- [YOUR INSTRUCTIONS]: In the entries below, count every line with the word "Between". Return only the count.

- [STORED ROWS]:
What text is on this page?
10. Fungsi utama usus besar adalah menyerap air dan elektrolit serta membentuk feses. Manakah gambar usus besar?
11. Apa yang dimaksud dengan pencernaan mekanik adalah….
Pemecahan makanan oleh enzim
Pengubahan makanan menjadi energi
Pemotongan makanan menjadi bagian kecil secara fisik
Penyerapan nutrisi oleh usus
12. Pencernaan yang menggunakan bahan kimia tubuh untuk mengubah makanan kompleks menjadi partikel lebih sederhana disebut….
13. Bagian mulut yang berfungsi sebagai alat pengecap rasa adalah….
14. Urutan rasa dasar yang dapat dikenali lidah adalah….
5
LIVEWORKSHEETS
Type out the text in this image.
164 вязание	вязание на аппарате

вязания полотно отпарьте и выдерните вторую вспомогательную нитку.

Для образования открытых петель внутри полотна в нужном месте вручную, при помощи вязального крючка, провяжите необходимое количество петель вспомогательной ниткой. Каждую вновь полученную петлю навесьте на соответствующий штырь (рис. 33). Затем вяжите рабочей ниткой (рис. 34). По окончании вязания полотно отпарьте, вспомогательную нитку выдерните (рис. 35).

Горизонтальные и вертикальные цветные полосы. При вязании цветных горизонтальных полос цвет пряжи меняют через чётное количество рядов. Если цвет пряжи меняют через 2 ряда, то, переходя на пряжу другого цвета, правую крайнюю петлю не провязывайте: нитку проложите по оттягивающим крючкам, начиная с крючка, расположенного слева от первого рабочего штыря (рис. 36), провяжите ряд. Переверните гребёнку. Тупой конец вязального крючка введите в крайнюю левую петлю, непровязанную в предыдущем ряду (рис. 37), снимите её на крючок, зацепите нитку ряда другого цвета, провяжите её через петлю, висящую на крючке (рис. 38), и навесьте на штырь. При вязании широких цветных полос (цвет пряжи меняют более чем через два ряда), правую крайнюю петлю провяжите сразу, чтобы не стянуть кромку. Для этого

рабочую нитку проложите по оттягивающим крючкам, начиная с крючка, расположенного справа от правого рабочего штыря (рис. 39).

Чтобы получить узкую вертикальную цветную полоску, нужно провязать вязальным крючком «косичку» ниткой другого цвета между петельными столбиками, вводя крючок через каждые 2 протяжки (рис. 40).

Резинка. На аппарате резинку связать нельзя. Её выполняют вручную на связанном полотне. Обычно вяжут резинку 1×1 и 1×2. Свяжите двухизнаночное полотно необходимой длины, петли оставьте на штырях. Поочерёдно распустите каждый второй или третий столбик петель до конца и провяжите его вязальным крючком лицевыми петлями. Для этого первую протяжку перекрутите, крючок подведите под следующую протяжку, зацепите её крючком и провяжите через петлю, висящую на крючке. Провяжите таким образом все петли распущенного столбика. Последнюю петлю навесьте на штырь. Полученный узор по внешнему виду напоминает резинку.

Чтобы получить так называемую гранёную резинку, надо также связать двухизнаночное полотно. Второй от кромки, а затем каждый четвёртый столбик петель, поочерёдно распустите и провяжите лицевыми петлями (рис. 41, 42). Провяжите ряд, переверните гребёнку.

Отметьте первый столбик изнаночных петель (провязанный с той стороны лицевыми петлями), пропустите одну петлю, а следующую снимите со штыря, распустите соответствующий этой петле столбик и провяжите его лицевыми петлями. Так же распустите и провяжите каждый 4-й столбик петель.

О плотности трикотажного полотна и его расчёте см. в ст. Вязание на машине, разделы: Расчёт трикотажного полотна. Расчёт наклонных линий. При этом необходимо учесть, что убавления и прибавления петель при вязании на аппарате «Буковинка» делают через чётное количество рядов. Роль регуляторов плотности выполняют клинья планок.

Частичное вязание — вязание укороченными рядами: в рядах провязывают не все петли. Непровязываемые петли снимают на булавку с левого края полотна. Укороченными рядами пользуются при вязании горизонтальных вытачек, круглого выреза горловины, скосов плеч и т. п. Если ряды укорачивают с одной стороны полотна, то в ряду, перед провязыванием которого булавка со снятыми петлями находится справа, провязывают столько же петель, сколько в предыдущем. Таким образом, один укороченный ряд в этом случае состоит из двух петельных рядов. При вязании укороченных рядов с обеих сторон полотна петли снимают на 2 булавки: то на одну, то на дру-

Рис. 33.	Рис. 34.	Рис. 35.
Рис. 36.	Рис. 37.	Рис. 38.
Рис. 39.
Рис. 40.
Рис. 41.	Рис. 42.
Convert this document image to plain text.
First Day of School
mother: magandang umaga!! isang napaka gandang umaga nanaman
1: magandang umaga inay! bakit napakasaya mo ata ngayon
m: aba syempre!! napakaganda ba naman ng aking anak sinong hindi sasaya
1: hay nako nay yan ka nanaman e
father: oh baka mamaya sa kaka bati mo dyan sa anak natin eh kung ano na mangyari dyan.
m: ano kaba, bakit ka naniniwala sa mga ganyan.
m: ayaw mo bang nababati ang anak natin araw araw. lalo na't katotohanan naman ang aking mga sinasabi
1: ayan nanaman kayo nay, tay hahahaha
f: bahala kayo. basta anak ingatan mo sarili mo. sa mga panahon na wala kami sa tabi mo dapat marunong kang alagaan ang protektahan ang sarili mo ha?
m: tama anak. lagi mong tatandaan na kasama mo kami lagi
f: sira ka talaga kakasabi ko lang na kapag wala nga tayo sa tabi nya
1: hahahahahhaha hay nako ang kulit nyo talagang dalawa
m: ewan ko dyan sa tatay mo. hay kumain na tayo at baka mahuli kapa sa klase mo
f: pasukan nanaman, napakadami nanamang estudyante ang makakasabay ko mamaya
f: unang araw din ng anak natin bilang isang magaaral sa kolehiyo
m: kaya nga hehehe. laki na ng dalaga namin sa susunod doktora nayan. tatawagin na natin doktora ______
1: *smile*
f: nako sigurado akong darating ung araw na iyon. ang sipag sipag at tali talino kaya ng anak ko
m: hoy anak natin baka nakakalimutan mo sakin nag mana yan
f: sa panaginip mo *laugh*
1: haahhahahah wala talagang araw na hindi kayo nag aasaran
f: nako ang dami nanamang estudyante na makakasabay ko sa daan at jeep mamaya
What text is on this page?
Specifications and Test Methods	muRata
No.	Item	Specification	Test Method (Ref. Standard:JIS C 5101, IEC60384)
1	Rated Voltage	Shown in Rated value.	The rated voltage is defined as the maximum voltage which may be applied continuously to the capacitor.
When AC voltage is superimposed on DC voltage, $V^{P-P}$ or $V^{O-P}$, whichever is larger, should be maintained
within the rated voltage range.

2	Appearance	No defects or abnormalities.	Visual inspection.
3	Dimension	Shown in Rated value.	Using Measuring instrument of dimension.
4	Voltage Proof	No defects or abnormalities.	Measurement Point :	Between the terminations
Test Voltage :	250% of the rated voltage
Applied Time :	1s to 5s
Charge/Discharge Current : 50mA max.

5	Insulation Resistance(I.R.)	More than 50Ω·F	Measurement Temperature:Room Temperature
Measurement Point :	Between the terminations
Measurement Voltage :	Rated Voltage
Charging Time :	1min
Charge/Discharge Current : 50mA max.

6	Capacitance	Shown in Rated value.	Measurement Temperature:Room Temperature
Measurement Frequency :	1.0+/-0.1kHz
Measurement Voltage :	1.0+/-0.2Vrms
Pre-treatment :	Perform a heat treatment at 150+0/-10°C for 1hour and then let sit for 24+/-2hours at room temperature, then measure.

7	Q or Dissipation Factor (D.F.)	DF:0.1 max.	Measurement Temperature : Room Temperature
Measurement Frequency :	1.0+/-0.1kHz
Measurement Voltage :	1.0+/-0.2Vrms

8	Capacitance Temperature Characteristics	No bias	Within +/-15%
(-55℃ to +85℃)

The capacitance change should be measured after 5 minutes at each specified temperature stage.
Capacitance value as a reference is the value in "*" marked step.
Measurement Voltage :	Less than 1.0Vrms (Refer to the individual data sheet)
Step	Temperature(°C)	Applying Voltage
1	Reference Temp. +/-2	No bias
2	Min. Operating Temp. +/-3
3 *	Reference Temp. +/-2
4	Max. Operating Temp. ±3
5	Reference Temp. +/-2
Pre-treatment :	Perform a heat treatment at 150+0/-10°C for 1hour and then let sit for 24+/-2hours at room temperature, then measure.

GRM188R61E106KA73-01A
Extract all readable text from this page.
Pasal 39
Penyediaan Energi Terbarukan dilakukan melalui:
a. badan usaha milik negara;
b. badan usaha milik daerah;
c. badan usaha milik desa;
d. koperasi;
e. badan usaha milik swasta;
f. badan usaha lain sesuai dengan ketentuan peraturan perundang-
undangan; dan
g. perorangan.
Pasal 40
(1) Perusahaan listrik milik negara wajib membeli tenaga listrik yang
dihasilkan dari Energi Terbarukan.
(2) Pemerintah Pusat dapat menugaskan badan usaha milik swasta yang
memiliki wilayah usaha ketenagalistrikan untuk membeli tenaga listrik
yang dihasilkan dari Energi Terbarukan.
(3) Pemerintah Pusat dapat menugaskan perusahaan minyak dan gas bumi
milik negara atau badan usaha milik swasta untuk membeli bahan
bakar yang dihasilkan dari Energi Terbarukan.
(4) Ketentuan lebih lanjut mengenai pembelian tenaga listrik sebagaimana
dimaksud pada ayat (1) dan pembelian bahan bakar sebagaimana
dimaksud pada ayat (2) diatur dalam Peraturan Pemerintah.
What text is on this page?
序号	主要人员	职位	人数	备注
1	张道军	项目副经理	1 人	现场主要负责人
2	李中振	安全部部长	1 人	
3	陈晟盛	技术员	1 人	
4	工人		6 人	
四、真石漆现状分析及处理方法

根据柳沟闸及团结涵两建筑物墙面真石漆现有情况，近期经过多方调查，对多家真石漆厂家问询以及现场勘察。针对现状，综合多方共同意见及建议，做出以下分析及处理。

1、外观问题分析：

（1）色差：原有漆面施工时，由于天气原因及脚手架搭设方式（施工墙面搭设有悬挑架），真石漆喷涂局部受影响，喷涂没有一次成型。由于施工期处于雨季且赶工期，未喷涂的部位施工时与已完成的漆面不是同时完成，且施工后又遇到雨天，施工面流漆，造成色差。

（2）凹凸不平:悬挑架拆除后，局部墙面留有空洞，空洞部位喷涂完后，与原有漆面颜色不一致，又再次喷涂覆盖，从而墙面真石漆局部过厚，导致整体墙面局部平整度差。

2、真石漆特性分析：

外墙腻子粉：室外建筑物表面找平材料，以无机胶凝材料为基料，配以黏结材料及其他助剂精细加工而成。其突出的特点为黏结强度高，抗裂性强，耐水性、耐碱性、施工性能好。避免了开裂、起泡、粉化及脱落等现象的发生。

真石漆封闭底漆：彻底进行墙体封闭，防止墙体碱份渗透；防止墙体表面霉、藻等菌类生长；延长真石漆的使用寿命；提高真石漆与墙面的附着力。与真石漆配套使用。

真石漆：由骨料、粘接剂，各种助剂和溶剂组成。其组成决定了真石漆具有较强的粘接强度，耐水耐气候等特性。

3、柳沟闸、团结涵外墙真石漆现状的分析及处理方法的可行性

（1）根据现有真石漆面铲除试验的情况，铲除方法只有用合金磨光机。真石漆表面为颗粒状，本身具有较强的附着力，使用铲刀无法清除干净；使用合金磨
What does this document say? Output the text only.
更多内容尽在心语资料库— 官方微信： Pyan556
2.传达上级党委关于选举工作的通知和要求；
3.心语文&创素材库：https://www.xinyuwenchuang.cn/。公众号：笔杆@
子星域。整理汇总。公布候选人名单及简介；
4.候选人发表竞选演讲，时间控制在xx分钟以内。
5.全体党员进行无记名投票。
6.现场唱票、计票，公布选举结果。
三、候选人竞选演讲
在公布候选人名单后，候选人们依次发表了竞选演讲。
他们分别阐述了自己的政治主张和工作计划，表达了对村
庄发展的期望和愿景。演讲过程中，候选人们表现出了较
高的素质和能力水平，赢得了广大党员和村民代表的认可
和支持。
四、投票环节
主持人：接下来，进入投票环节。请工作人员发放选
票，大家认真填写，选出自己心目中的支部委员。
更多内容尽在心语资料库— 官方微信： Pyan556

- [EXERCISE OUTPUT]: 2